=== PROVIDED RECORDS ===

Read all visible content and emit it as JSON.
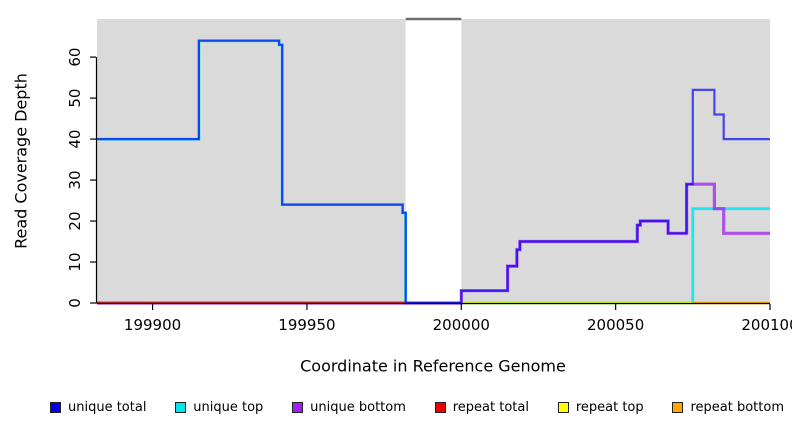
{
  "figure": {
    "xlabel": "Coordinate in Reference Genome",
    "ylabel": "Read Coverage Depth"
  },
  "chart_data": {
    "type": "line",
    "style": "step",
    "title": "",
    "xlabel": "Coordinate in Reference Genome",
    "ylabel": "Read Coverage Depth",
    "xlim": [
      199882,
      200100
    ],
    "ylim": [
      0,
      69.3
    ],
    "x_ticks": [
      199900,
      199950,
      200000,
      200050,
      200100
    ],
    "x_tick_labels": [
      "199900",
      "199950",
      "200000",
      "200050",
      "200100"
    ],
    "y_ticks": [
      0,
      10,
      20,
      30,
      40,
      50,
      60
    ],
    "grid": "off",
    "panel_color": "#DADADA",
    "gap_band": {
      "x_start": 199982,
      "x_end": 200000,
      "fill": "#FFFFFF",
      "top_border_color": "#6E6E6E"
    },
    "legend_position": "bottom-horizontal",
    "series": [
      {
        "name": "unique total",
        "color": "#0000EE",
        "opacity": 0.68,
        "x_end": 200100,
        "steps": [
          [
            199882,
            40
          ],
          [
            199915,
            64
          ],
          [
            199941,
            63
          ],
          [
            199942,
            24
          ],
          [
            199981,
            22
          ],
          [
            199982,
            0
          ],
          [
            200000,
            3
          ],
          [
            200015,
            9
          ],
          [
            200018,
            13
          ],
          [
            200019,
            15
          ],
          [
            200057,
            19
          ],
          [
            200058,
            20
          ],
          [
            200067,
            17
          ],
          [
            200073,
            29
          ],
          [
            200075,
            52
          ],
          [
            200082,
            46
          ],
          [
            200085,
            40
          ]
        ]
      },
      {
        "name": "unique top",
        "color": "#00E5EE",
        "opacity": 0.85,
        "x_end": 200100,
        "steps": [
          [
            199882,
            40
          ],
          [
            199915,
            64
          ],
          [
            199941,
            63
          ],
          [
            199942,
            24
          ],
          [
            199981,
            22
          ],
          [
            199982,
            0
          ],
          [
            200075,
            23
          ]
        ]
      },
      {
        "name": "unique bottom",
        "color": "#A020F0",
        "opacity": 0.75,
        "x_end": 200100,
        "steps": [
          [
            199882,
            0
          ],
          [
            200000,
            3
          ],
          [
            200015,
            9
          ],
          [
            200018,
            13
          ],
          [
            200019,
            15
          ],
          [
            200057,
            19
          ],
          [
            200058,
            20
          ],
          [
            200067,
            17
          ],
          [
            200073,
            29
          ],
          [
            200082,
            23
          ],
          [
            200085,
            17
          ]
        ]
      },
      {
        "name": "repeat total",
        "color": "#EE0000",
        "opacity": 0.75,
        "x_end": 199982,
        "steps": [
          [
            199882,
            0
          ]
        ]
      },
      {
        "name": "repeat top",
        "color": "#FFFF00",
        "opacity": 0.85,
        "x_end": 200075,
        "steps": [
          [
            200000,
            0
          ]
        ]
      },
      {
        "name": "repeat bottom",
        "color": "#FFA500",
        "opacity": 0.95,
        "x_end": 200100,
        "steps": [
          [
            200075,
            0
          ]
        ]
      }
    ]
  },
  "legend": {
    "items": [
      {
        "label": "unique total",
        "color": "#0000EE"
      },
      {
        "label": "unique top",
        "color": "#00E5EE"
      },
      {
        "label": "unique bottom",
        "color": "#A020F0"
      },
      {
        "label": "repeat total",
        "color": "#EE0000"
      },
      {
        "label": "repeat top",
        "color": "#FFFF00"
      },
      {
        "label": "repeat bottom",
        "color": "#FFA500"
      }
    ]
  }
}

===

▶ [WORK TO BE COMPLETED]:
Copy out every line above where "unique" is present.

▶ [EXERCISE RESULT]:
        "name": "unique total",
        "name": "unique top",
        "name": "unique bottom",
        "label": "unique total",
        "label": "unique top",
        "label": "unique bottom",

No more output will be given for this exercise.